* _GIVEN REQUEST_: Search the records for "Time". Copy every line where it appears.

Dataset rows about figures
* START *

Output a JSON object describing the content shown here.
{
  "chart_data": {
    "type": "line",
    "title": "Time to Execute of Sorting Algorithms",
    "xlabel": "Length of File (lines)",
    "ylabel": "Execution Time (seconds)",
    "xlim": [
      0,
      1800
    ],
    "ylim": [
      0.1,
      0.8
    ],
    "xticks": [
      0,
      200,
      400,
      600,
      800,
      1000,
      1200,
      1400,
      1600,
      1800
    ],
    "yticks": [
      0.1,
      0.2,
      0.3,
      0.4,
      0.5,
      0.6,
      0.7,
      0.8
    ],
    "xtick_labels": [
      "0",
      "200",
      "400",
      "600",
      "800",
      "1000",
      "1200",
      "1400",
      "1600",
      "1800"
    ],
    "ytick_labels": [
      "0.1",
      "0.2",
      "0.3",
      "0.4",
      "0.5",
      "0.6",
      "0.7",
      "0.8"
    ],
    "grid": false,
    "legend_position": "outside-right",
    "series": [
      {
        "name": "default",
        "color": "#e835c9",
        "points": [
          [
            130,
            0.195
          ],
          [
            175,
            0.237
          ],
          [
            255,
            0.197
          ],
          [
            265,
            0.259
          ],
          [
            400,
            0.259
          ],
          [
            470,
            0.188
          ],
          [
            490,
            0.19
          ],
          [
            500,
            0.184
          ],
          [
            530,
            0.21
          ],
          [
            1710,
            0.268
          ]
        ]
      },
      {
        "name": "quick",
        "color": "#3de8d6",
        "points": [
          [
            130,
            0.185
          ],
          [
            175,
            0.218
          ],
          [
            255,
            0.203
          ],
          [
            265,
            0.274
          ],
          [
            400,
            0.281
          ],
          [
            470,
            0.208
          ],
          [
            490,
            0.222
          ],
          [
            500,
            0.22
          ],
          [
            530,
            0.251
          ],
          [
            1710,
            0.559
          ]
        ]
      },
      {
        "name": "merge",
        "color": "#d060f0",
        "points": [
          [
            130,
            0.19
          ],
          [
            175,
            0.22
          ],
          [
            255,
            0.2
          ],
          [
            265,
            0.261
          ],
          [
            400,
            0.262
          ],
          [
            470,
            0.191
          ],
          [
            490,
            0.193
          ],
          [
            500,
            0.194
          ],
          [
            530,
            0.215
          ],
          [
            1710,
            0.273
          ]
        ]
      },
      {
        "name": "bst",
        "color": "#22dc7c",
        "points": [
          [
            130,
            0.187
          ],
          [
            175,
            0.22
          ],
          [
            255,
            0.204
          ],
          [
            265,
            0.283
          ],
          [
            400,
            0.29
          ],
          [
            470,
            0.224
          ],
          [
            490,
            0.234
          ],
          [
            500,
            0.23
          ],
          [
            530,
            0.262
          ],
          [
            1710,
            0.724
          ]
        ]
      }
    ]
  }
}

* END *

* _SOLUTION_:
    "title": "Time to Execute of Sorting Algorithms",
    "ylabel": "Execution Time (seconds)",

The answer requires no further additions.